AIM
Exactly as written, please set down all of the entries again, with no pictures.

-- Start --

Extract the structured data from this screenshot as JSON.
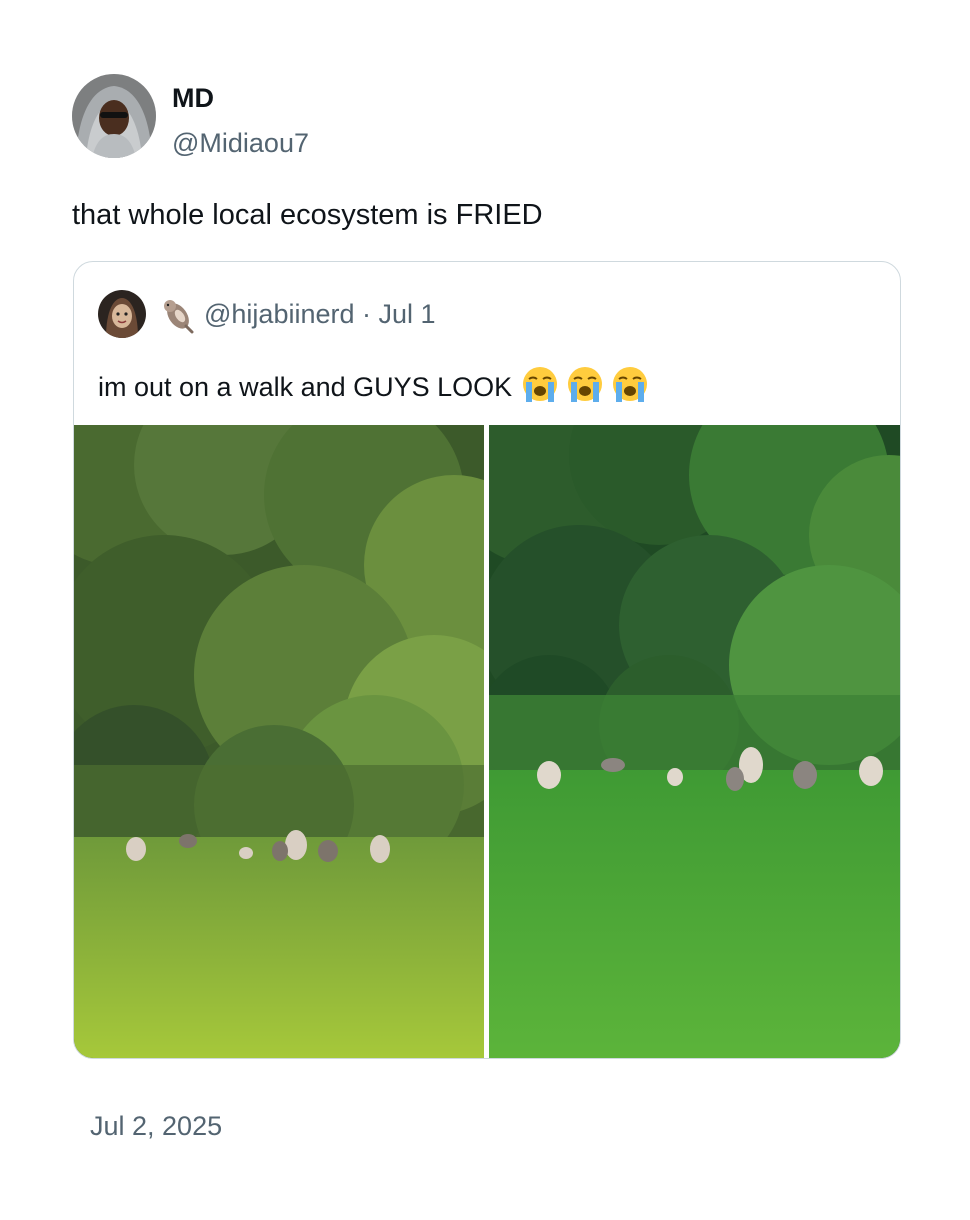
{
  "tweet": {
    "author": {
      "name": "MD",
      "handle": "@Midiaou7",
      "avatar_icon": "profile-photo-avatar"
    },
    "text": "that whole local ecosystem is FRIED",
    "timestamp": "Jul 2, 2025"
  },
  "quoted_tweet": {
    "handle_line": "@hijabiinerd · Jul 1",
    "name_emoji_icon": "otter-emoji-icon",
    "avatar_icon": "profile-photo-avatar",
    "text": "im out on a walk and GUYS LOOK",
    "trailing_emojis": [
      "loudly-crying-face-icon",
      "loudly-crying-face-icon",
      "loudly-crying-face-icon"
    ],
    "media": [
      {
        "name": "photo-left",
        "subject": "cats sitting on lawn in front of trees"
      },
      {
        "name": "photo-right",
        "subject": "cats sitting on lawn in front of trees"
      }
    ]
  },
  "colors": {
    "text_primary": "#0f1419",
    "text_secondary": "#536471",
    "card_border": "#cfd9de",
    "background": "#ffffff"
  }
}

-- End --

WRITTEN SOLUTION
Extract the structured data from this screenshot as JSON.
{
  "tweet": {
    "author": {
      "name": "MD",
      "handle": "@Midiaou7",
      "avatar_icon": "profile-photo-avatar"
    },
    "text": "that whole local ecosystem is FRIED",
    "timestamp": "Jul 2, 2025"
  },
  "quoted_tweet": {
    "handle_line": "@hijabiinerd · Jul 1",
    "name_emoji_icon": "otter-emoji-icon",
    "avatar_icon": "profile-photo-avatar",
    "text": "im out on a walk and GUYS LOOK",
    "trailing_emojis": [
      "loudly-crying-face-icon",
      "loudly-crying-face-icon",
      "loudly-crying-face-icon"
    ],
    "media": [
      {
        "name": "photo-left",
        "subject": "cats sitting on lawn in front of trees"
      },
      {
        "name": "photo-right",
        "subject": "cats sitting on lawn in front of trees"
      }
    ]
  },
  "colors": {
    "text_primary": "#0f1419",
    "text_secondary": "#536471",
    "card_border": "#cfd9de",
    "background": "#ffffff"
  }
}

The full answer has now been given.